§ Task statement
Every line that holds the string "Disparity" is to be identified and copied.

§ Entries provided
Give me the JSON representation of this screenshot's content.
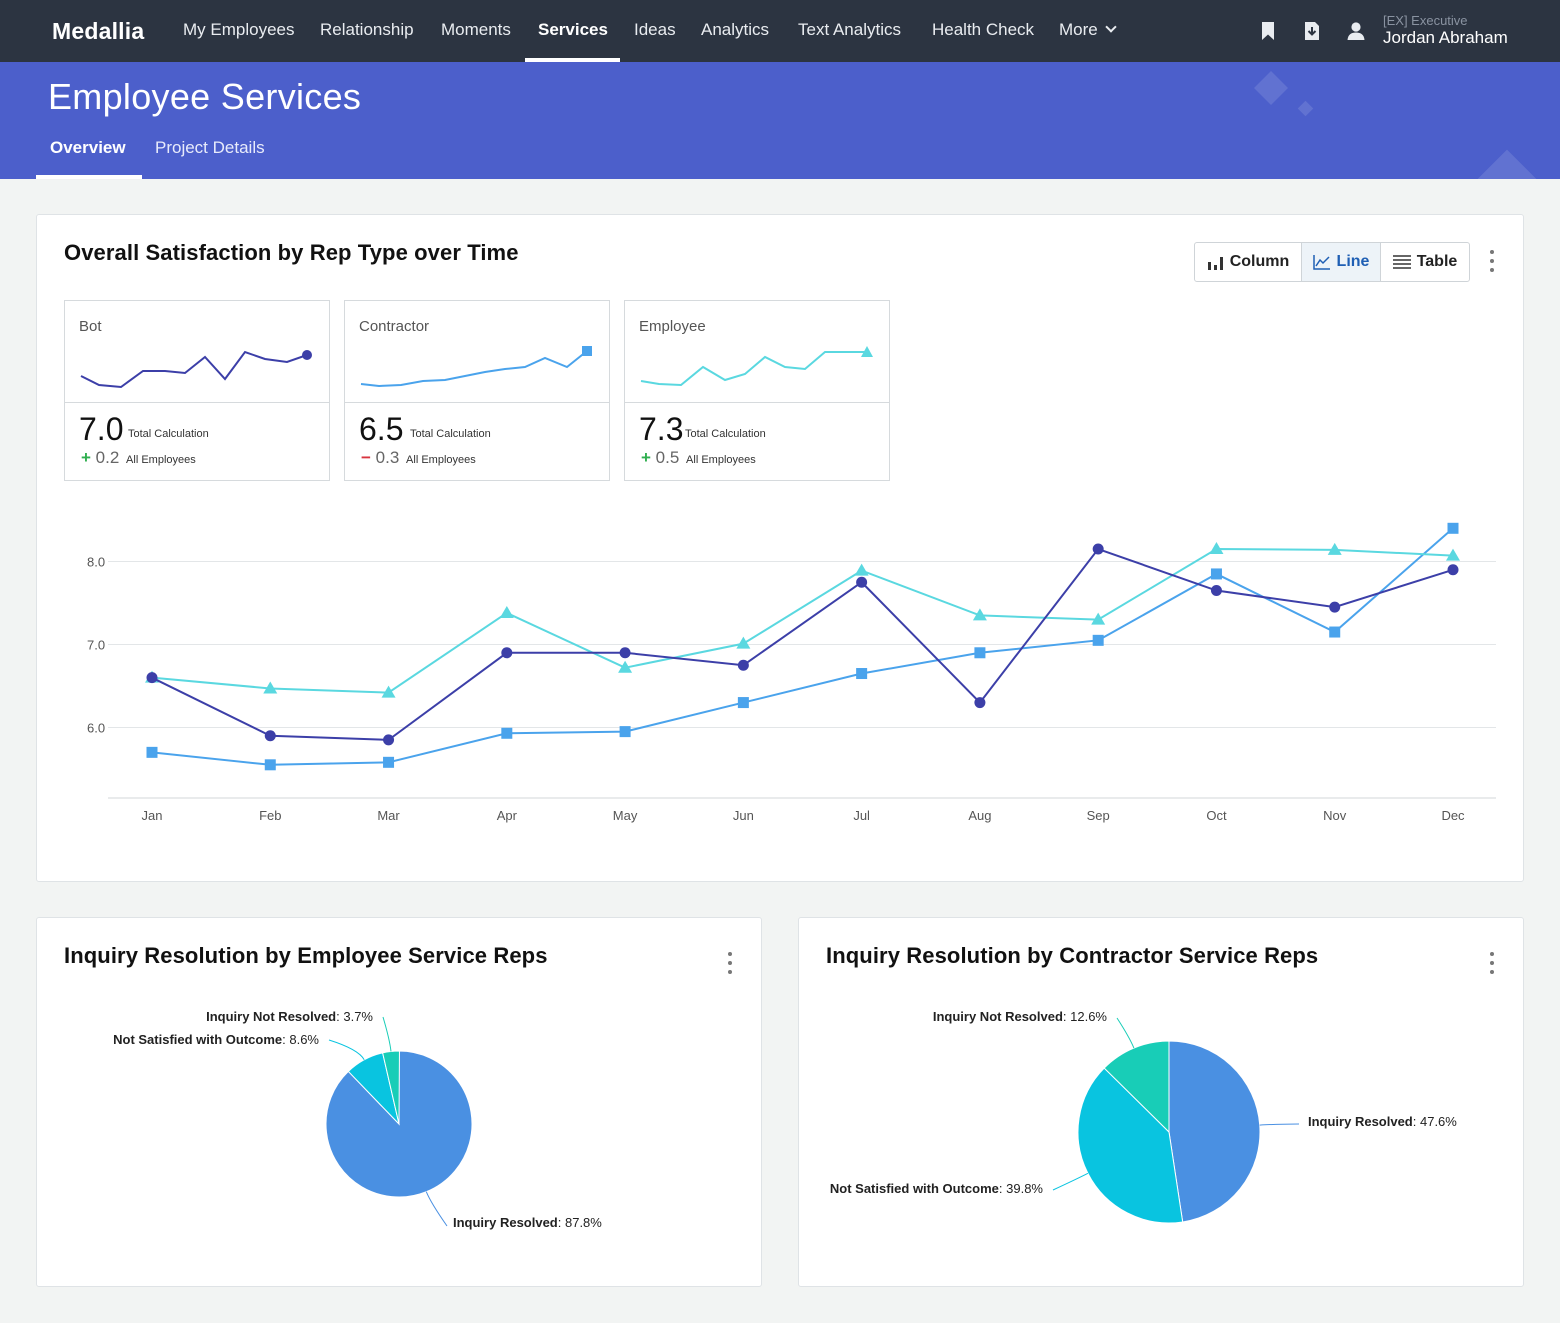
{
  "nav": {
    "logo": "Medallia",
    "items": [
      "My Employees",
      "Relationship",
      "Moments",
      "Services",
      "Ideas",
      "Analytics",
      "Text Analytics",
      "Health Check",
      "More"
    ],
    "active": "Services",
    "icons": [
      "bookmark-icon",
      "download-icon",
      "user-icon"
    ],
    "user_role": "[EX] Executive",
    "user_name": "Jordan Abraham"
  },
  "header": {
    "title": "Employee Services",
    "tabs": [
      "Overview",
      "Project Details"
    ],
    "active_tab": "Overview",
    "color": "#4c5fcb"
  },
  "satisfaction": {
    "title": "Overall Satisfaction by Rep Type over Time",
    "view_buttons": [
      "Column",
      "Line",
      "Table"
    ],
    "active_view": "Line",
    "kpis": [
      {
        "label": "Bot",
        "value": "7.0",
        "value_label": "Total Calculation",
        "delta_sign": "+",
        "delta": "0.2",
        "delta_label": "All Employees"
      },
      {
        "label": "Contractor",
        "value": "6.5",
        "value_label": "Total Calculation",
        "delta_sign": "−",
        "delta": "0.3",
        "delta_label": "All Employees"
      },
      {
        "label": "Employee",
        "value": "7.3",
        "value_label": "Total Calculation",
        "delta_sign": "+",
        "delta": "0.5",
        "delta_label": "All Employees"
      }
    ]
  },
  "employee_pie_card": {
    "title": "Inquiry Resolution by Employee Service Reps"
  },
  "contractor_pie_card": {
    "title": "Inquiry Resolution by Contractor Service Reps"
  },
  "chart_data": [
    {
      "type": "line",
      "title": "Overall Satisfaction by Rep Type over Time",
      "categories": [
        "Jan",
        "Feb",
        "Mar",
        "Apr",
        "May",
        "Jun",
        "Jul",
        "Aug",
        "Sep",
        "Oct",
        "Nov",
        "Dec"
      ],
      "yticks": [
        "6.0",
        "7.0",
        "8.0"
      ],
      "ylim": [
        5.15,
        8.5
      ],
      "grid": true,
      "series": [
        {
          "name": "Bot",
          "marker": "circle",
          "color": "#3c3fa8",
          "values": [
            6.6,
            5.9,
            5.85,
            6.9,
            6.9,
            6.75,
            7.75,
            6.3,
            8.15,
            7.65,
            7.45,
            7.9
          ]
        },
        {
          "name": "Contractor",
          "marker": "square",
          "color": "#4aa3ec",
          "values": [
            5.7,
            5.55,
            5.58,
            5.93,
            5.95,
            6.3,
            6.65,
            6.9,
            7.05,
            7.85,
            7.15,
            8.4
          ]
        },
        {
          "name": "Employee",
          "marker": "triangle",
          "color": "#5ad8e0",
          "values": [
            6.6,
            6.47,
            6.42,
            7.38,
            6.72,
            7.01,
            7.89,
            7.35,
            7.3,
            8.15,
            8.14,
            8.07
          ]
        }
      ]
    },
    {
      "type": "pie",
      "title": "Inquiry Resolution by Employee Service Reps",
      "slices": [
        {
          "label": "Inquiry Resolved",
          "value": "87.8%",
          "pct": 87.8,
          "color": "#4a90e2"
        },
        {
          "label": "Not Satisfied with Outcome",
          "value": "8.6%",
          "pct": 8.6,
          "color": "#09c4e0"
        },
        {
          "label": "Inquiry Not Resolved",
          "value": "3.7%",
          "pct": 3.7,
          "color": "#18cdb7"
        }
      ]
    },
    {
      "type": "pie",
      "title": "Inquiry Resolution by Contractor Service Reps",
      "slices": [
        {
          "label": "Inquiry Resolved",
          "value": "47.6%",
          "pct": 47.6,
          "color": "#4a90e2"
        },
        {
          "label": "Not Satisfied with Outcome",
          "value": "39.8%",
          "pct": 39.8,
          "color": "#09c4e0"
        },
        {
          "label": "Inquiry Not Resolved",
          "value": "12.6%",
          "pct": 12.6,
          "color": "#18cdb7"
        }
      ]
    }
  ]
}
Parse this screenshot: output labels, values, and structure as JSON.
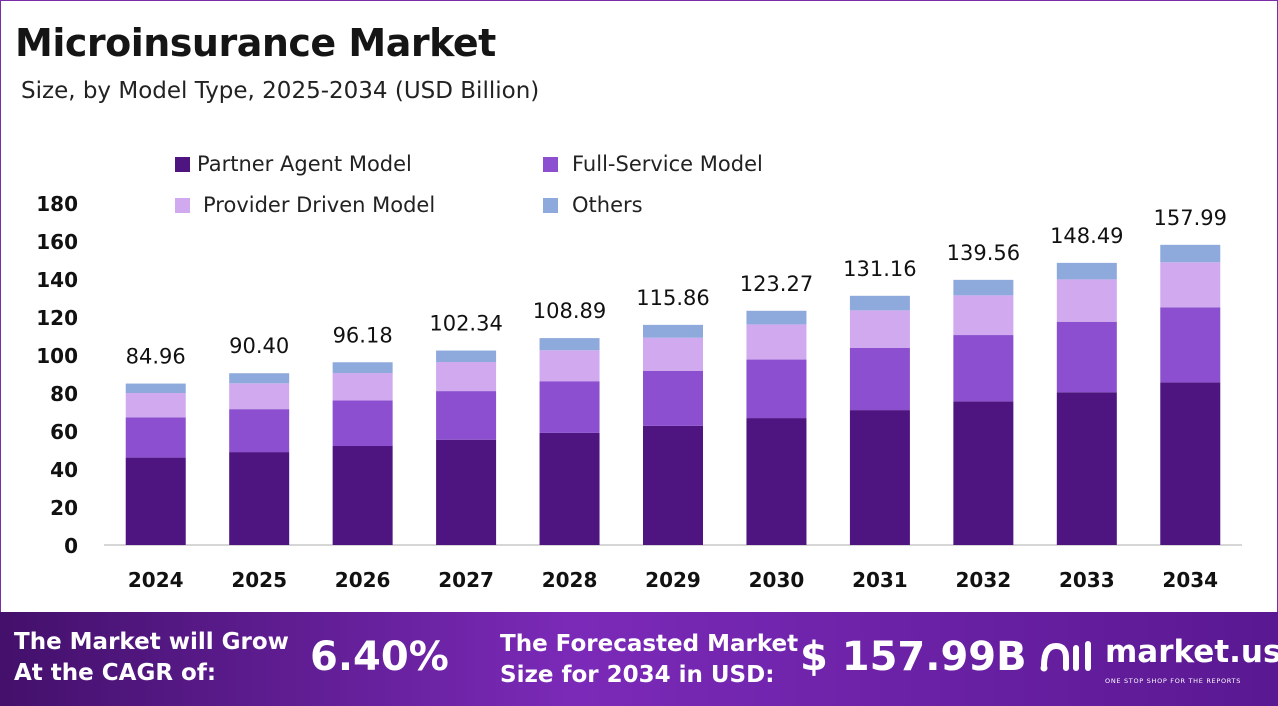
{
  "title": "Microinsurance Market",
  "subtitle": "Size, by Model Type, 2025-2034 (USD Billion)",
  "colors": {
    "partner_agent": "#4e1580",
    "full_service": "#8b4fcf",
    "provider_driven": "#d0a9ee",
    "others": "#8ea9dc",
    "footer_start": "#43106b",
    "footer_end": "#7b2ab8"
  },
  "chart_data": {
    "type": "bar",
    "stacked": true,
    "categories": [
      "2024",
      "2025",
      "2026",
      "2027",
      "2028",
      "2029",
      "2030",
      "2031",
      "2032",
      "2033",
      "2034"
    ],
    "series": [
      {
        "name": "Partner Agent Model",
        "values": [
          46.0,
          48.9,
          52.1,
          55.4,
          59.0,
          62.7,
          66.8,
          71.0,
          75.6,
          80.4,
          85.6
        ]
      },
      {
        "name": "Full-Service Model",
        "values": [
          21.2,
          22.6,
          24.0,
          25.6,
          27.2,
          29.0,
          30.8,
          32.8,
          34.9,
          37.1,
          39.5
        ]
      },
      {
        "name": "Provider Driven Model",
        "values": [
          12.8,
          13.6,
          14.4,
          15.3,
          16.3,
          17.4,
          18.5,
          19.7,
          20.9,
          22.3,
          23.7
        ]
      },
      {
        "name": "Others",
        "values": [
          4.96,
          5.3,
          5.68,
          6.04,
          6.39,
          6.76,
          7.17,
          7.66,
          8.16,
          8.69,
          9.19
        ]
      }
    ],
    "totals": [
      "84.96",
      "90.40",
      "96.18",
      "102.34",
      "108.89",
      "115.86",
      "123.27",
      "131.16",
      "139.56",
      "148.49",
      "157.99"
    ],
    "yticks": [
      0,
      20,
      40,
      60,
      80,
      100,
      120,
      140,
      160,
      180
    ],
    "ylim": [
      0,
      180
    ],
    "legend_position": "top"
  },
  "legend": [
    {
      "label": "Partner Agent Model",
      "key": "partner_agent"
    },
    {
      "label": "Full-Service Model",
      "key": "full_service"
    },
    {
      "label": "Provider Driven Model",
      "key": "provider_driven"
    },
    {
      "label": "Others",
      "key": "others"
    }
  ],
  "footer": {
    "cagr_label_line1": "The Market will Grow",
    "cagr_label_line2": "At the CAGR of:",
    "cagr_value": "6.40%",
    "forecast_label_line1": "The Forecasted Market",
    "forecast_label_line2": "Size for 2034 in USD:",
    "forecast_value": "$ 157.99B",
    "brand_name": "market.us",
    "brand_tagline": "ONE STOP SHOP FOR THE REPORTS"
  }
}
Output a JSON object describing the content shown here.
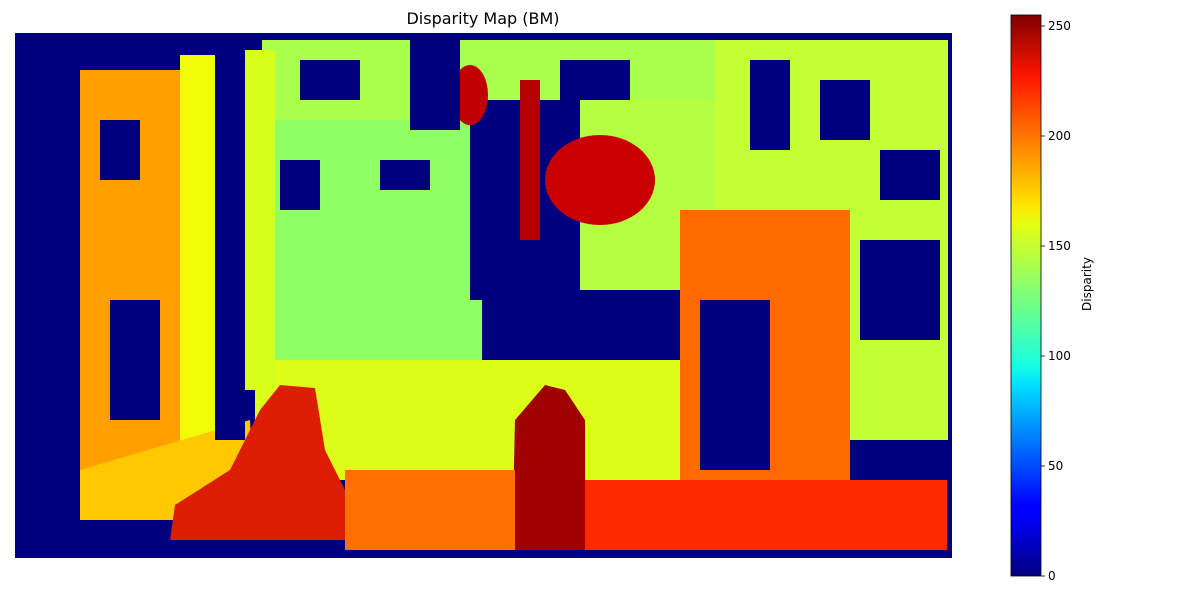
{
  "chart_data": {
    "type": "heatmap",
    "title": "Disparity Map (BM)",
    "colormap": "jet",
    "axes_visible": false,
    "grid": false,
    "colorbar": {
      "label": "Disparity",
      "range": [
        0,
        255
      ],
      "ticks": [
        0,
        50,
        100,
        150,
        200,
        250
      ],
      "tick_labels": [
        "0",
        "50",
        "100",
        "150",
        "200",
        "250"
      ],
      "placement": "right"
    },
    "colors": {
      "background": "#00008b",
      "low": "#00007f",
      "high": "#7f0000"
    }
  }
}
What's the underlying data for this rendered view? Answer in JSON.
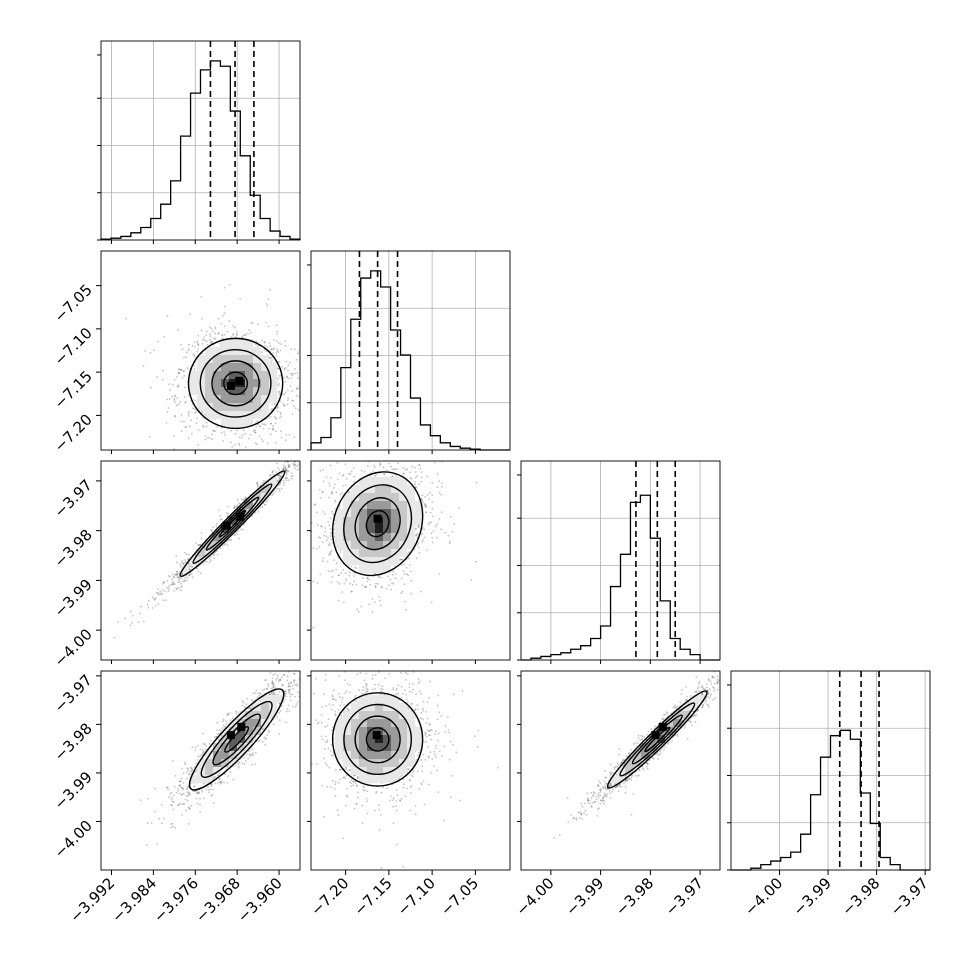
{
  "chart_data": {
    "type": "corner",
    "grid": true,
    "colors": {
      "line": "#000000",
      "grid": "#b0b0b0",
      "frame": "#000000"
    },
    "parameters": [
      {
        "range": [
          -3.994,
          -3.956
        ],
        "ticks": [
          "−3.992",
          "−3.984",
          "−3.976",
          "−3.968",
          "−3.960"
        ],
        "tick_values": [
          -3.992,
          -3.984,
          -3.976,
          -3.968,
          -3.96
        ],
        "quantiles": [
          -3.9731,
          -3.9684,
          -3.9648
        ],
        "hist": [
          0.005,
          0.01,
          0.02,
          0.04,
          0.07,
          0.12,
          0.2,
          0.33,
          0.58,
          0.82,
          0.95,
          1.0,
          0.97,
          0.72,
          0.47,
          0.25,
          0.12,
          0.05,
          0.02,
          0.005
        ]
      },
      {
        "range": [
          -7.24,
          -7.01
        ],
        "ticks": [
          "−7.20",
          "−7.15",
          "−7.10",
          "−7.05"
        ],
        "tick_values": [
          -7.2,
          -7.15,
          -7.1,
          -7.05
        ],
        "quantiles": [
          -7.184,
          -7.163,
          -7.14
        ],
        "hist": [
          0.04,
          0.07,
          0.18,
          0.46,
          0.73,
          0.96,
          1.0,
          0.91,
          0.67,
          0.53,
          0.29,
          0.14,
          0.08,
          0.04,
          0.02,
          0.01,
          0.005,
          0.0,
          0.0,
          0.0
        ]
      },
      {
        "range": [
          -4.006,
          -3.966
        ],
        "ticks": [
          "−4.00",
          "−3.99",
          "−3.98",
          "−3.97"
        ],
        "tick_values": [
          -4.0,
          -3.99,
          -3.98,
          -3.97
        ],
        "quantiles": [
          -3.9829,
          -3.9786,
          -3.975
        ],
        "hist": [
          0.0,
          0.01,
          0.02,
          0.03,
          0.04,
          0.06,
          0.08,
          0.12,
          0.19,
          0.41,
          0.59,
          0.88,
          0.92,
          0.68,
          0.33,
          0.12,
          0.06,
          0.03,
          0.0,
          0.0
        ]
      },
      {
        "range": [
          -4.01,
          -3.969
        ],
        "ticks": [
          "−4.00",
          "−3.99",
          "−3.98",
          "−3.97"
        ],
        "tick_values": [
          -4.0,
          -3.99,
          -3.98,
          -3.97
        ],
        "quantiles": [
          -3.9876,
          -3.9832,
          -3.9795
        ],
        "hist": [
          0.0,
          0.0,
          0.01,
          0.03,
          0.05,
          0.07,
          0.1,
          0.2,
          0.42,
          0.63,
          0.75,
          0.78,
          0.73,
          0.43,
          0.26,
          0.07,
          0.03,
          0.0,
          0.0,
          0.0
        ]
      }
    ],
    "panels_2d": [
      {
        "row": 1,
        "col": 0,
        "center": [
          -3.9683,
          -7.163
        ],
        "spread": [
          0.0045,
          0.026
        ],
        "corr": 0.0,
        "peaks": [
          [
            -3.9692,
            -7.166
          ],
          [
            -3.9676,
            -7.16
          ]
        ]
      },
      {
        "row": 2,
        "col": 0,
        "center": [
          -3.9689,
          -3.9786
        ],
        "spread": [
          0.005,
          0.0053
        ],
        "corr": 0.98,
        "peaks": [
          [
            -3.97,
            -3.979
          ],
          [
            -3.9675,
            -3.9772
          ]
        ]
      },
      {
        "row": 2,
        "col": 1,
        "center": [
          -7.163,
          -3.9786
        ],
        "spread": [
          0.026,
          0.0052
        ],
        "corr": 0.15,
        "peaks": [
          [
            -7.163,
            -3.9776
          ]
        ]
      },
      {
        "row": 3,
        "col": 0,
        "center": [
          -3.9681,
          -3.9831
        ],
        "spread": [
          0.0045,
          0.0052
        ],
        "corr": 0.9,
        "peaks": [
          [
            -3.9692,
            -3.9822
          ],
          [
            -3.9672,
            -3.9805
          ]
        ]
      },
      {
        "row": 3,
        "col": 1,
        "center": [
          -7.163,
          -3.9831
        ],
        "spread": [
          0.026,
          0.0048
        ],
        "corr": 0.0,
        "peaks": [
          [
            -7.164,
            -3.9822
          ]
        ]
      },
      {
        "row": 3,
        "col": 2,
        "center": [
          -3.9786,
          -3.9831
        ],
        "spread": [
          0.005,
          0.005
        ],
        "corr": 0.97,
        "peaks": [
          [
            -3.979,
            -3.9822
          ],
          [
            -3.9775,
            -3.9805
          ]
        ]
      }
    ]
  }
}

§ Written solution
    "title": "Disparity Map (BM)",
      "label": "Disparity",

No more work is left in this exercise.